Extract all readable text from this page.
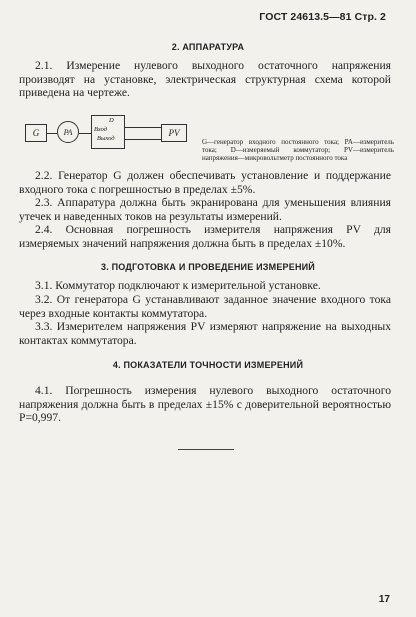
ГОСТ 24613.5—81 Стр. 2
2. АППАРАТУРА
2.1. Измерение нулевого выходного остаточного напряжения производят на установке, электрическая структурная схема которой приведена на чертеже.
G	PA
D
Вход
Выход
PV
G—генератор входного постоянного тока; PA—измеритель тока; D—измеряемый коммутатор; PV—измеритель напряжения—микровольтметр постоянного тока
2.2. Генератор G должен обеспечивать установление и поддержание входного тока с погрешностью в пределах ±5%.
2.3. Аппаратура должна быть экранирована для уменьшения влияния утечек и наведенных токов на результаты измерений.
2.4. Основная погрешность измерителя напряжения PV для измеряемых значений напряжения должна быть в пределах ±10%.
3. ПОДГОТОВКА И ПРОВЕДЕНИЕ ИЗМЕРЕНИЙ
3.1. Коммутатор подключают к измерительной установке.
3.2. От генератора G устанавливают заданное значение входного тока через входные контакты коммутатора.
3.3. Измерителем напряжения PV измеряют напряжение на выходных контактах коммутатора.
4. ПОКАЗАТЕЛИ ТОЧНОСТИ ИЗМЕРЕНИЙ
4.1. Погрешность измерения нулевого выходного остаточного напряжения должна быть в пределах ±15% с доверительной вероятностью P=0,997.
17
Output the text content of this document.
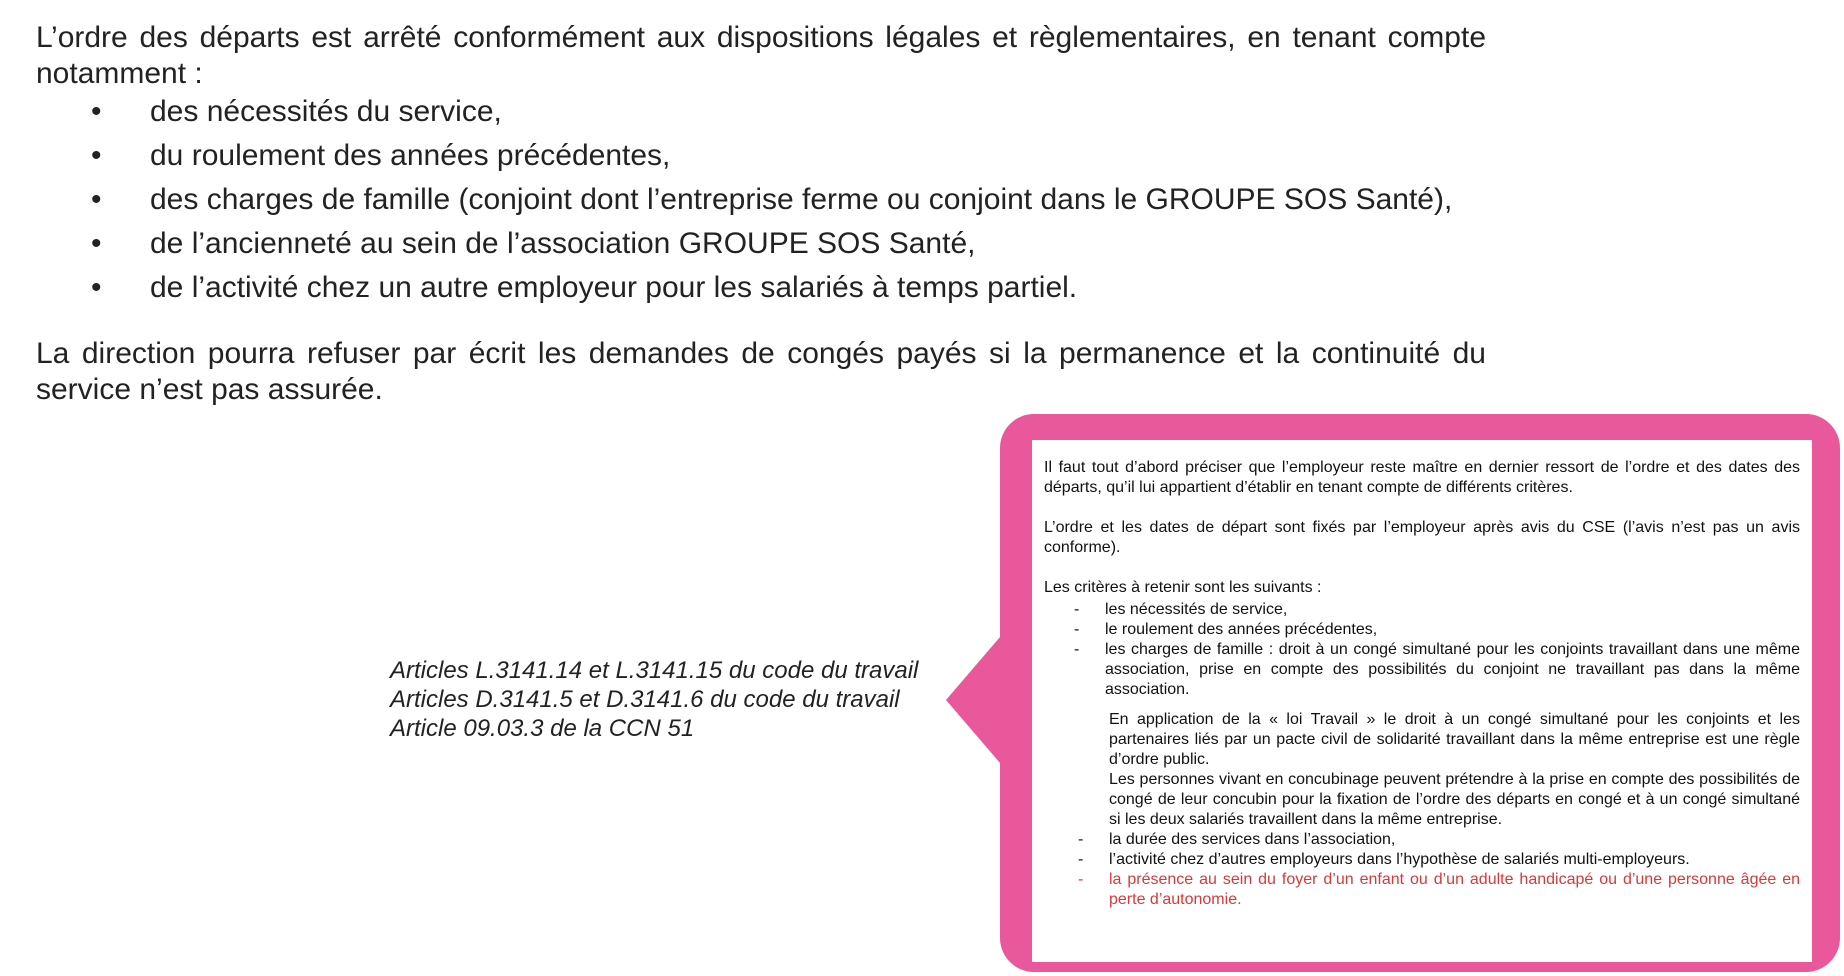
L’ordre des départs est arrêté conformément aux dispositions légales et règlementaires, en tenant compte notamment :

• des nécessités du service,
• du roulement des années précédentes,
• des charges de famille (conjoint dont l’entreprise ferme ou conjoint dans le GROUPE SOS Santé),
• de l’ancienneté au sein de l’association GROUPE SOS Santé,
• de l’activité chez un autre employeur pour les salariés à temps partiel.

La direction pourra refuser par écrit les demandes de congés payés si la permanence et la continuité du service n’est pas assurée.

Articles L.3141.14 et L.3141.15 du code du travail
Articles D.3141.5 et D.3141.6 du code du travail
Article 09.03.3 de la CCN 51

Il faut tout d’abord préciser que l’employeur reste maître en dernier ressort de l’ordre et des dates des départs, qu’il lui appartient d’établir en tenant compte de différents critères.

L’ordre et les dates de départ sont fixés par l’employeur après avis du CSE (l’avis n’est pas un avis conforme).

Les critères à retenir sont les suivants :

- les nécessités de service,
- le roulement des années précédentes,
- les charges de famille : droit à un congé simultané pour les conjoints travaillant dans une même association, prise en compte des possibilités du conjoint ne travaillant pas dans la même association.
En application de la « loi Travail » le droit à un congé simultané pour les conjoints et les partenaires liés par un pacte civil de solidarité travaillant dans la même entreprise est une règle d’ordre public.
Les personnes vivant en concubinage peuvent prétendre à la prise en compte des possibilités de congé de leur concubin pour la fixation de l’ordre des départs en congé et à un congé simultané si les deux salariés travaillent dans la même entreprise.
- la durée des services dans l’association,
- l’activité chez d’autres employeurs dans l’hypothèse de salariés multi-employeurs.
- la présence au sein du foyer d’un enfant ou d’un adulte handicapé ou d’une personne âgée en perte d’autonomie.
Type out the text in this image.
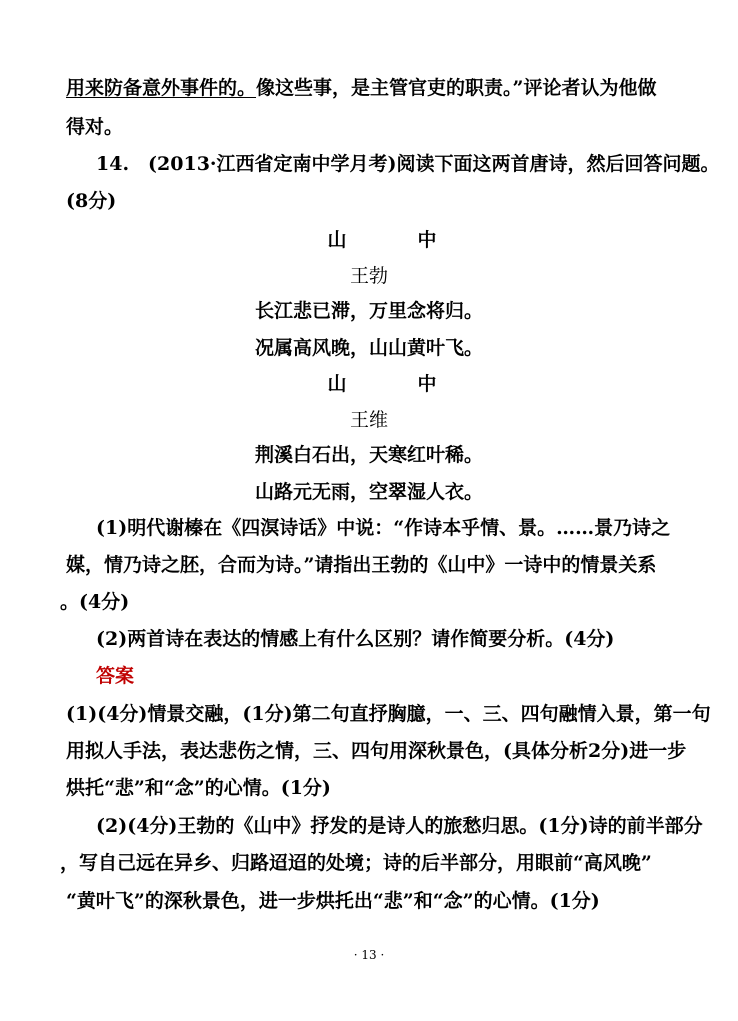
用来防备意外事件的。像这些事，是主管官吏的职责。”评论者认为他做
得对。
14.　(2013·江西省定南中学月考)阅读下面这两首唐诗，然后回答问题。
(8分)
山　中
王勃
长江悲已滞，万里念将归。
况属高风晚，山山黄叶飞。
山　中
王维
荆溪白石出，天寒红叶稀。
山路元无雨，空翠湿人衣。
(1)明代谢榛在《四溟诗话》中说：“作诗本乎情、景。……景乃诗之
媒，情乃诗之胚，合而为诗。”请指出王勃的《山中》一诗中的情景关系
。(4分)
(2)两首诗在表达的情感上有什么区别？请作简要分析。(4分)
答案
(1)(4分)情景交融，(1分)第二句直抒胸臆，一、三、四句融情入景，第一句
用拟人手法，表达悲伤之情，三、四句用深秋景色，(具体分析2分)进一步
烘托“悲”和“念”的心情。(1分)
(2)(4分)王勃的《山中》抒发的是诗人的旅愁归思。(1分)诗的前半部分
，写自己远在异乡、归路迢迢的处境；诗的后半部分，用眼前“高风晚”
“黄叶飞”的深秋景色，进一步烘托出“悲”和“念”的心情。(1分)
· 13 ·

* OBJECTIVE
Give back every line exactly as it stands, pictures excluded.

* CORRECT OUTPUT
Extract all readable text from this page.
ГОСТ 24613.5—81 Стр. 2
2. АППАРАТУРА
2.1. Измерение нулевого выходного остаточного напряжения производят на установке, электрическая структурная схема которой приведена на чертеже.
G	PA
D
Вход
Выход
PV
G—генератор входного постоянного тока; PA—измеритель тока; D—измеряемый коммутатор; PV—измеритель напряжения—микровольтметр постоянного тока
2.2. Генератор G должен обеспечивать установление и поддержание входного тока с погрешностью в пределах ±5%.
2.3. Аппаратура должна быть экранирована для уменьшения влияния утечек и наведенных токов на результаты измерений.
2.4. Основная погрешность измерителя напряжения PV для измеряемых значений напряжения должна быть в пределах ±10%.
3. ПОДГОТОВКА И ПРОВЕДЕНИЕ ИЗМЕРЕНИЙ
3.1. Коммутатор подключают к измерительной установке.
3.2. От генератора G устанавливают заданное значение входного тока через входные контакты коммутатора.
3.3. Измерителем напряжения PV измеряют напряжение на выходных контактах коммутатора.
4. ПОКАЗАТЕЛИ ТОЧНОСТИ ИЗМЕРЕНИЙ
4.1. Погрешность измерения нулевого выходного остаточного напряжения должна быть в пределах ±15% с доверительной вероятностью P=0,997.
17
Output the text content of this document.
L’ordre des départs est arrêté conformément aux dispositions légales et règlementaires, en tenant compte notamment :

• des nécessités du service,
• du roulement des années précédentes,
• des charges de famille (conjoint dont l’entreprise ferme ou conjoint dans le GROUPE SOS Santé),
• de l’ancienneté au sein de l’association GROUPE SOS Santé,
• de l’activité chez un autre employeur pour les salariés à temps partiel.

La direction pourra refuser par écrit les demandes de congés payés si la permanence et la continuité du service n’est pas assurée.

Articles L.3141.14 et L.3141.15 du code du travail
Articles D.3141.5 et D.3141.6 du code du travail
Article 09.03.3 de la CCN 51

Il faut tout d’abord préciser que l’employeur reste maître en dernier ressort de l’ordre et des dates des départs, qu’il lui appartient d’établir en tenant compte de différents critères.

L’ordre et les dates de départ sont fixés par l’employeur après avis du CSE (l’avis n’est pas un avis conforme).

Les critères à retenir sont les suivants :

- les nécessités de service,
- le roulement des années précédentes,
- les charges de famille : droit à un congé simultané pour les conjoints travaillant dans une même association, prise en compte des possibilités du conjoint ne travaillant pas dans la même association.
En application de la « loi Travail » le droit à un congé simultané pour les conjoints et les partenaires liés par un pacte civil de solidarité travaillant dans la même entreprise est une règle d’ordre public.
Les personnes vivant en concubinage peuvent prétendre à la prise en compte des possibilités de congé de leur concubin pour la fixation de l’ordre des départs en congé et à un congé simultané si les deux salariés travaillent dans la même entreprise.
- la durée des services dans l’association,
- l’activité chez d’autres employeurs dans l’hypothèse de salariés multi-employeurs.
- la présence au sein du foyer d’un enfant ou d’un adulte handicapé ou d’une personne âgée en perte d’autonomie.
Type out the text in this image.
用来防备意外事件的。像这些事，是主管官吏的职责。”评论者认为他做
得对。
14.　(2013·江西省定南中学月考)阅读下面这两首唐诗，然后回答问题。
(8分)
山　中
王勃
长江悲已滞，万里念将归。
况属高风晚，山山黄叶飞。
山　中
王维
荆溪白石出，天寒红叶稀。
山路元无雨，空翠湿人衣。
(1)明代谢榛在《四溟诗话》中说：“作诗本乎情、景。……景乃诗之
媒，情乃诗之胚，合而为诗。”请指出王勃的《山中》一诗中的情景关系
。(4分)
(2)两首诗在表达的情感上有什么区别？请作简要分析。(4分)
答案
(1)(4分)情景交融，(1分)第二句直抒胸臆，一、三、四句融情入景，第一句
用拟人手法，表达悲伤之情，三、四句用深秋景色，(具体分析2分)进一步
烘托“悲”和“念”的心情。(1分)
(2)(4分)王勃的《山中》抒发的是诗人的旅愁归思。(1分)诗的前半部分
，写自己远在异乡、归路迢迢的处境；诗的后半部分，用眼前“高风晚”
“黄叶飞”的深秋景色，进一步烘托出“悲”和“念”的心情。(1分)
· 13 ·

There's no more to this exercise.